TASK PROMPT:
Each line below that contains "sais" counts once; report the total and nothing more.

DATASET CONTENT:
....................

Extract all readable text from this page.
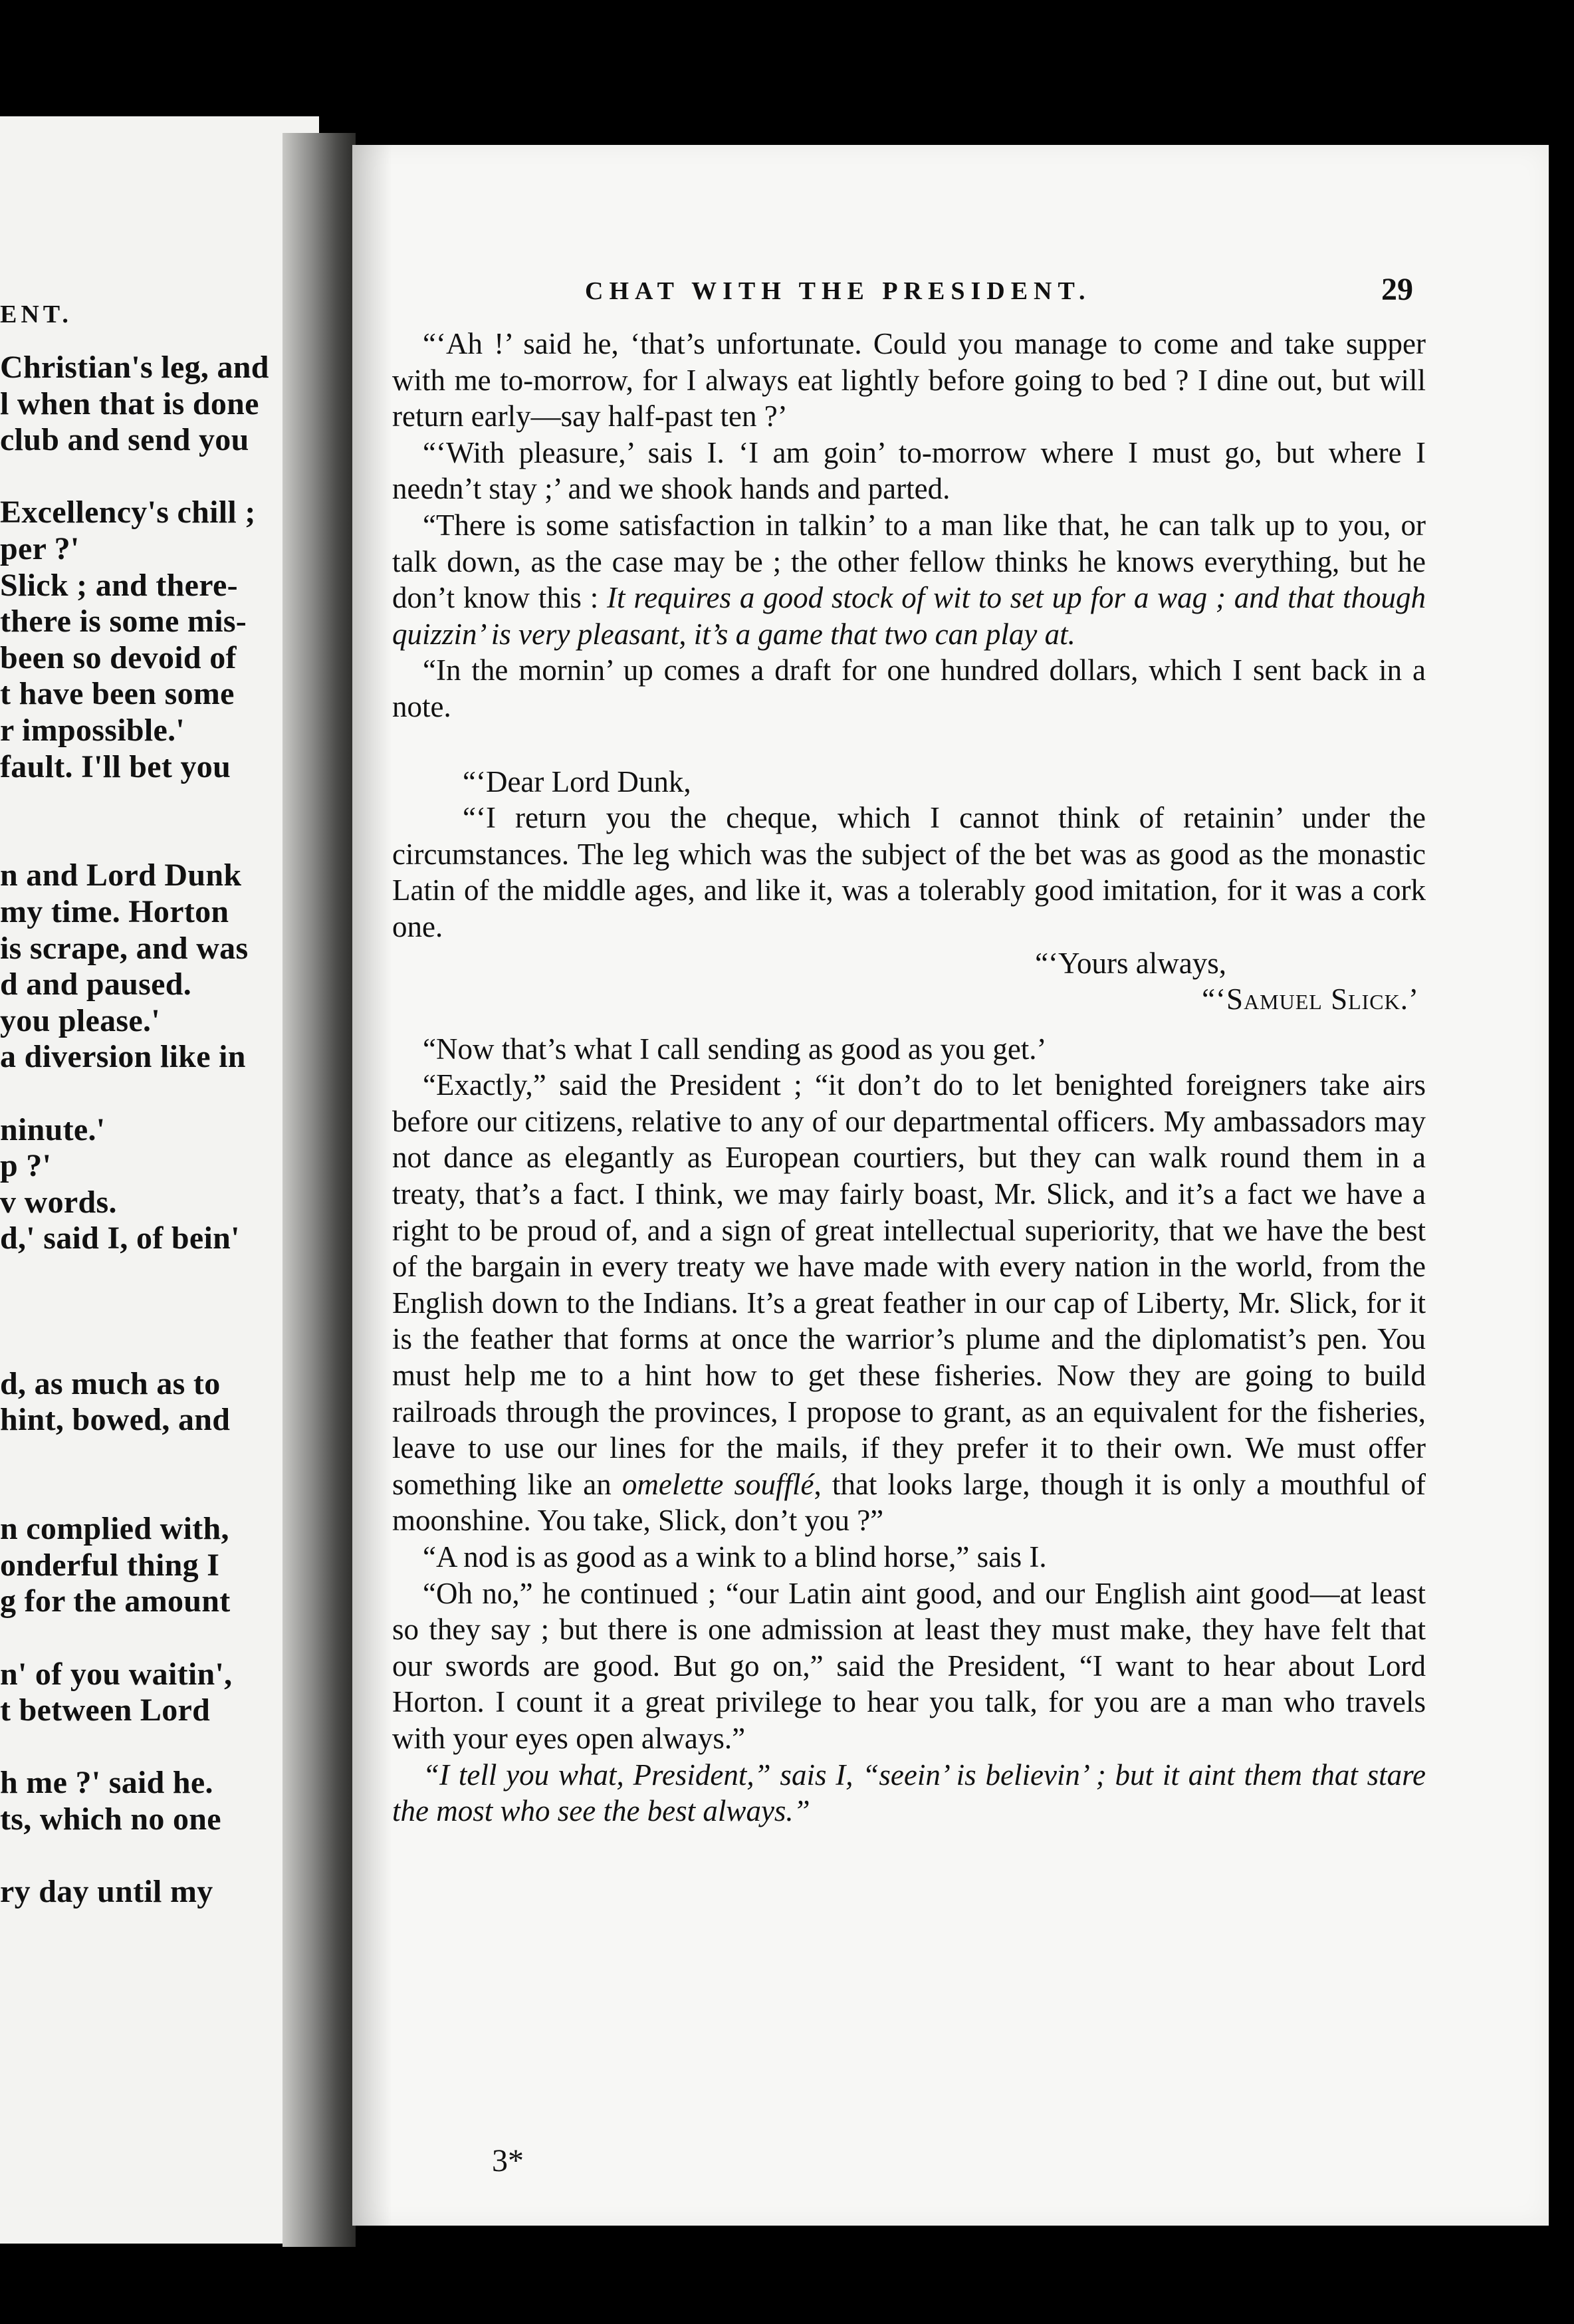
ENT.
Christian's leg, and
l when that is done
club and send you
Excellency's chill ;
per ?'
Slick ; and there-
there is some mis-
been so devoid of
t have been some
r impossible.'
fault. I'll bet you
n and Lord Dunk
my time. Horton
is scrape, and was
d and paused.
you please.'
a diversion like in
ninute.'
p ?'
v words.
d,' said I, of bein'
d, as much as to
hint, bowed, and
n complied with,
onderful thing I
g for the amount
n' of you waitin',
t between Lord
h me ?' said he.
ts, which no one
ry day until my
CHAT WITH THE PRESIDENT.	29

“‘Ah !’ said he, ‘that’s unfortunate. Could you manage to come and take supper with me to-morrow, for I always eat lightly before going to bed ? I dine out, but will return early—say half-past ten ?’

“‘With pleasure,’ sais I. ‘I am goin’ to-morrow where I must go, but where I needn’t stay ;’ and we shook hands and parted.

“There is some satisfaction in talkin’ to a man like that, he can talk up to you, or talk down, as the case may be ; the other fellow thinks he knows everything, but he don’t know this : It requires a good stock of wit to set up for a wag ; and that though quizzin’ is very pleasant, it’s a game that two can play at.

“In the mornin’ up comes a draft for one hundred dollars, which I sent back in a note.

“‘Dear Lord Dunk,

“‘I return you the cheque, which I cannot think of retainin’ under the circumstances. The leg which was the subject of the bet was as good as the monastic Latin of the middle ages, and like it, was a tolerably good imitation, for it was a cork one.

“‘Yours always,

“‘Samuel Slick.’

“Now that’s what I call sending as good as you get.’

“Exactly,” said the President ; “it don’t do to let benighted foreigners take airs before our citizens, relative to any of our departmental officers. My ambassadors may not dance as elegantly as European courtiers, but they can walk round them in a treaty, that’s a fact. I think, we may fairly boast, Mr. Slick, and it’s a fact we have a right to be proud of, and a sign of great intellectual superiority, that we have the best of the bargain in every treaty we have made with every nation in the world, from the English down to the Indians. It’s a great feather in our cap of Liberty, Mr. Slick, for it is the feather that forms at once the warrior’s plume and the diplomatist’s pen. You must help me to a hint how to get these fisheries. Now they are going to build railroads through the provinces, I propose to grant, as an equivalent for the fisheries, leave to use our lines for the mails, if they prefer it to their own. We must offer something like an omelette soufflé, that looks large, though it is only a mouthful of moonshine. You take, Slick, don’t you ?”

“A nod is as good as a wink to a blind horse,” sais I.

“Oh no,” he continued ; “our Latin aint good, and our English aint good—at least so they say ; but there is one admission at least they must make, they have felt that our swords are good. But go on,” said the President, “I want to hear about Lord Horton. I count it a great privilege to hear you talk, for you are a man who travels with your eyes open always.”

“I tell you what, President,” sais I, “seein’ is believin’ ; but it aint them that stare the most who see the best always.”

3*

....................

TASK SOLUTION:
3